• **TASK BRIEF**: Output all lines exactly, with nothing added or dropped.

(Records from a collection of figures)
######
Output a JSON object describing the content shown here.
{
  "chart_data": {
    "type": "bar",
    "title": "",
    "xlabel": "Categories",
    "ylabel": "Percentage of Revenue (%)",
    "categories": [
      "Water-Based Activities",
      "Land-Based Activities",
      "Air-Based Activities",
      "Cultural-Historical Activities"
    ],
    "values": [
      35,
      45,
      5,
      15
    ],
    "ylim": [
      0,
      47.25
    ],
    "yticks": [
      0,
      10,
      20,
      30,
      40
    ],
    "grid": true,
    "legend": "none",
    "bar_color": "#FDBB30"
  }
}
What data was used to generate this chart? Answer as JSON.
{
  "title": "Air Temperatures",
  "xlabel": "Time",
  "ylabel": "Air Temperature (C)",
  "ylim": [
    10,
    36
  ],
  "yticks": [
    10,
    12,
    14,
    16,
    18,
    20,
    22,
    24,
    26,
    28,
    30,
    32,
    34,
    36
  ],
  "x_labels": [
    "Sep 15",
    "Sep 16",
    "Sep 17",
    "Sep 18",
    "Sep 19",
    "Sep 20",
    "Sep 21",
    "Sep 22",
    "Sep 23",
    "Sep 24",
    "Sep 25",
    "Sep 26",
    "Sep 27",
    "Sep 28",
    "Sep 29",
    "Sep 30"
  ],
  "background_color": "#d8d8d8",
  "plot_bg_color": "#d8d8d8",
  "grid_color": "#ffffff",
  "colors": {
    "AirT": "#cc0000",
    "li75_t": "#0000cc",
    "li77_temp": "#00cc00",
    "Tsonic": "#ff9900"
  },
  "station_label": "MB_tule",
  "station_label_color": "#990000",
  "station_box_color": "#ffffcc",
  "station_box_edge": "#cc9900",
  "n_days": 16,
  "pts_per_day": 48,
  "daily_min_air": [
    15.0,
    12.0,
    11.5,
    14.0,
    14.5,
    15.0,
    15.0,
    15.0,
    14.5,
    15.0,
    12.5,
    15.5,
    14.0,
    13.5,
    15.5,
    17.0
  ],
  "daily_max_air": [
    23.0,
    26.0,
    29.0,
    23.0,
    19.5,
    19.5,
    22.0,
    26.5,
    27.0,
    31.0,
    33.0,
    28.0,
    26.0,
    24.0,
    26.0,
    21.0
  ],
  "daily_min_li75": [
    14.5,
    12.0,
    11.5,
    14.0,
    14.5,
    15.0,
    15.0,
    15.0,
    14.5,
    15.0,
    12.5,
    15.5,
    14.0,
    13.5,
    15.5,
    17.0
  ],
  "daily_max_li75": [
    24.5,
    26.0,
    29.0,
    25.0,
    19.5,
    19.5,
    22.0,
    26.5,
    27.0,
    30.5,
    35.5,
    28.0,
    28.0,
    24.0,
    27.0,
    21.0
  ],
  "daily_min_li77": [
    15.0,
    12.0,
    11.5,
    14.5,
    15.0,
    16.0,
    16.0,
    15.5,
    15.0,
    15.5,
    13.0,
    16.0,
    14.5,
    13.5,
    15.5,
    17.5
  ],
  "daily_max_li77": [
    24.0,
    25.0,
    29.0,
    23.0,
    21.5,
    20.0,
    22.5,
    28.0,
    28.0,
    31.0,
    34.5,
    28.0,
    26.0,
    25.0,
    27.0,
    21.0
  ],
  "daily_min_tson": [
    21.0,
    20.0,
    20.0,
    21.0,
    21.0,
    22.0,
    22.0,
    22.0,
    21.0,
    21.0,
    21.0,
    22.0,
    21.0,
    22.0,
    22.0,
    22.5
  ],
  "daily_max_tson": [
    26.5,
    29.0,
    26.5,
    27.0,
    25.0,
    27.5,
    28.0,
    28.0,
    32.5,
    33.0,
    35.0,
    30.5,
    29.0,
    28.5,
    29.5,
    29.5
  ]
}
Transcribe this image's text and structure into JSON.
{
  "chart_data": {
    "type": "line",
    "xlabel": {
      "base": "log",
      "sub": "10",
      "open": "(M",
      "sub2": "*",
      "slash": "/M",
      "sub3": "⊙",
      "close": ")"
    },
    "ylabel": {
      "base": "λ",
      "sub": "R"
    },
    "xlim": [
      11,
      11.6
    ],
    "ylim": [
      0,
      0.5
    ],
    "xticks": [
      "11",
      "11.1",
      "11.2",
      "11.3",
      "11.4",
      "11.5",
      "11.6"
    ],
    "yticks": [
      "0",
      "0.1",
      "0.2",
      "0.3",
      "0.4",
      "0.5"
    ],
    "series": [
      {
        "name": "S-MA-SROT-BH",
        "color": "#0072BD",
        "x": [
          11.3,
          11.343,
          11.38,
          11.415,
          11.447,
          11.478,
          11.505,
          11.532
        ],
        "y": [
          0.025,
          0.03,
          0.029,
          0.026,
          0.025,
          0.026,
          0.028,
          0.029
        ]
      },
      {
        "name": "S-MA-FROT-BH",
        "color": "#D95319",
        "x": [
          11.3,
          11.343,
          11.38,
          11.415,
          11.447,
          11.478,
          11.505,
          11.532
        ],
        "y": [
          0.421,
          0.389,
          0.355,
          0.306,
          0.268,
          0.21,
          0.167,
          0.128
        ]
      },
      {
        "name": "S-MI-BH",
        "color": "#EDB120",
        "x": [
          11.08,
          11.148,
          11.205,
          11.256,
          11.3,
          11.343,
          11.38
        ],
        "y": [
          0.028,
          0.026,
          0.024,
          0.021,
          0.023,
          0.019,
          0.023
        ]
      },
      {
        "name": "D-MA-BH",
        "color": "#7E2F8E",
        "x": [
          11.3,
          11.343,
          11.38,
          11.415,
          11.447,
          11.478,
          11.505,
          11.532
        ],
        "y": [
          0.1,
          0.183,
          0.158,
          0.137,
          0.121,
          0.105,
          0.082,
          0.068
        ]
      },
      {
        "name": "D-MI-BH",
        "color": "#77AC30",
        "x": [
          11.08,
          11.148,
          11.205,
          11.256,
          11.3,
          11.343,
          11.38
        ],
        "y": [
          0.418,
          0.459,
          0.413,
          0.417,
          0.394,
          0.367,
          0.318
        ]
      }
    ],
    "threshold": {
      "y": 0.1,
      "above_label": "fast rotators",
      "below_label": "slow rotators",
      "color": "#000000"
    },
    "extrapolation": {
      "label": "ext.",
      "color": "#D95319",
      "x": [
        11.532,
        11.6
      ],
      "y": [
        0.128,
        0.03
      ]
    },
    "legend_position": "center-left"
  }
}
######
• **RESULT**:
Output a JSON object describing the content shown here.
{
  "chart_data": {
    "type": "bar",
    "title": "",
    "xlabel": "Categories",
    "ylabel": "Percentage of Revenue (%)",
    "categories": [
      "Water-Based Activities",
      "Land-Based Activities",
      "Air-Based Activities",
      "Cultural-Historical Activities"
    ],
    "values": [
      35,
      45,
      5,
      15
    ],
    "ylim": [
      0,
      47.25
    ],
    "yticks": [
      0,
      10,
      20,
      30,
      40
    ],
    "grid": true,
    "legend": "none",
    "bar_color": "#FDBB30"
  }
}
What data was used to generate this chart? Answer as JSON.
{
  "title": "Air Temperatures",
  "xlabel": "Time",
  "ylabel": "Air Temperature (C)",
  "ylim": [
    10,
    36
  ],
  "yticks": [
    10,
    12,
    14,
    16,
    18,
    20,
    22,
    24,
    26,
    28,
    30,
    32,
    34,
    36
  ],
  "x_labels": [
    "Sep 15",
    "Sep 16",
    "Sep 17",
    "Sep 18",
    "Sep 19",
    "Sep 20",
    "Sep 21",
    "Sep 22",
    "Sep 23",
    "Sep 24",
    "Sep 25",
    "Sep 26",
    "Sep 27",
    "Sep 28",
    "Sep 29",
    "Sep 30"
  ],
  "background_color": "#d8d8d8",
  "plot_bg_color": "#d8d8d8",
  "grid_color": "#ffffff",
  "colors": {
    "AirT": "#cc0000",
    "li75_t": "#0000cc",
    "li77_temp": "#00cc00",
    "Tsonic": "#ff9900"
  },
  "station_label": "MB_tule",
  "station_label_color": "#990000",
  "station_box_color": "#ffffcc",
  "station_box_edge": "#cc9900",
  "n_days": 16,
  "pts_per_day": 48,
  "daily_min_air": [
    15.0,
    12.0,
    11.5,
    14.0,
    14.5,
    15.0,
    15.0,
    15.0,
    14.5,
    15.0,
    12.5,
    15.5,
    14.0,
    13.5,
    15.5,
    17.0
  ],
  "daily_max_air": [
    23.0,
    26.0,
    29.0,
    23.0,
    19.5,
    19.5,
    22.0,
    26.5,
    27.0,
    31.0,
    33.0,
    28.0,
    26.0,
    24.0,
    26.0,
    21.0
  ],
  "daily_min_li75": [
    14.5,
    12.0,
    11.5,
    14.0,
    14.5,
    15.0,
    15.0,
    15.0,
    14.5,
    15.0,
    12.5,
    15.5,
    14.0,
    13.5,
    15.5,
    17.0
  ],
  "daily_max_li75": [
    24.5,
    26.0,
    29.0,
    25.0,
    19.5,
    19.5,
    22.0,
    26.5,
    27.0,
    30.5,
    35.5,
    28.0,
    28.0,
    24.0,
    27.0,
    21.0
  ],
  "daily_min_li77": [
    15.0,
    12.0,
    11.5,
    14.5,
    15.0,
    16.0,
    16.0,
    15.5,
    15.0,
    15.5,
    13.0,
    16.0,
    14.5,
    13.5,
    15.5,
    17.5
  ],
  "daily_max_li77": [
    24.0,
    25.0,
    29.0,
    23.0,
    21.5,
    20.0,
    22.5,
    28.0,
    28.0,
    31.0,
    34.5,
    28.0,
    26.0,
    25.0,
    27.0,
    21.0
  ],
  "daily_min_tson": [
    21.0,
    20.0,
    20.0,
    21.0,
    21.0,
    22.0,
    22.0,
    22.0,
    21.0,
    21.0,
    21.0,
    22.0,
    21.0,
    22.0,
    22.0,
    22.5
  ],
  "daily_max_tson": [
    26.5,
    29.0,
    26.5,
    27.0,
    25.0,
    27.5,
    28.0,
    28.0,
    32.5,
    33.0,
    35.0,
    30.5,
    29.0,
    28.5,
    29.5,
    29.5
  ]
}
Transcribe this image's text and structure into JSON.
{
  "chart_data": {
    "type": "line",
    "xlabel": {
      "base": "log",
      "sub": "10",
      "open": "(M",
      "sub2": "*",
      "slash": "/M",
      "sub3": "⊙",
      "close": ")"
    },
    "ylabel": {
      "base": "λ",
      "sub": "R"
    },
    "xlim": [
      11,
      11.6
    ],
    "ylim": [
      0,
      0.5
    ],
    "xticks": [
      "11",
      "11.1",
      "11.2",
      "11.3",
      "11.4",
      "11.5",
      "11.6"
    ],
    "yticks": [
      "0",
      "0.1",
      "0.2",
      "0.3",
      "0.4",
      "0.5"
    ],
    "series": [
      {
        "name": "S-MA-SROT-BH",
        "color": "#0072BD",
        "x": [
          11.3,
          11.343,
          11.38,
          11.415,
          11.447,
          11.478,
          11.505,
          11.532
        ],
        "y": [
          0.025,
          0.03,
          0.029,
          0.026,
          0.025,
          0.026,
          0.028,
          0.029
        ]
      },
      {
        "name": "S-MA-FROT-BH",
        "color": "#D95319",
        "x": [
          11.3,
          11.343,
          11.38,
          11.415,
          11.447,
          11.478,
          11.505,
          11.532
        ],
        "y": [
          0.421,
          0.389,
          0.355,
          0.306,
          0.268,
          0.21,
          0.167,
          0.128
        ]
      },
      {
        "name": "S-MI-BH",
        "color": "#EDB120",
        "x": [
          11.08,
          11.148,
          11.205,
          11.256,
          11.3,
          11.343,
          11.38
        ],
        "y": [
          0.028,
          0.026,
          0.024,
          0.021,
          0.023,
          0.019,
          0.023
        ]
      },
      {
        "name": "D-MA-BH",
        "color": "#7E2F8E",
        "x": [
          11.3,
          11.343,
          11.38,
          11.415,
          11.447,
          11.478,
          11.505,
          11.532
        ],
        "y": [
          0.1,
          0.183,
          0.158,
          0.137,
          0.121,
          0.105,
          0.082,
          0.068
        ]
      },
      {
        "name": "D-MI-BH",
        "color": "#77AC30",
        "x": [
          11.08,
          11.148,
          11.205,
          11.256,
          11.3,
          11.343,
          11.38
        ],
        "y": [
          0.418,
          0.459,
          0.413,
          0.417,
          0.394,
          0.367,
          0.318
        ]
      }
    ],
    "threshold": {
      "y": 0.1,
      "above_label": "fast rotators",
      "below_label": "slow rotators",
      "color": "#000000"
    },
    "extrapolation": {
      "label": "ext.",
      "color": "#D95319",
      "x": [
        11.532,
        11.6
      ],
      "y": [
        0.128,
        0.03
      ]
    },
    "legend_position": "center-left"
  }
}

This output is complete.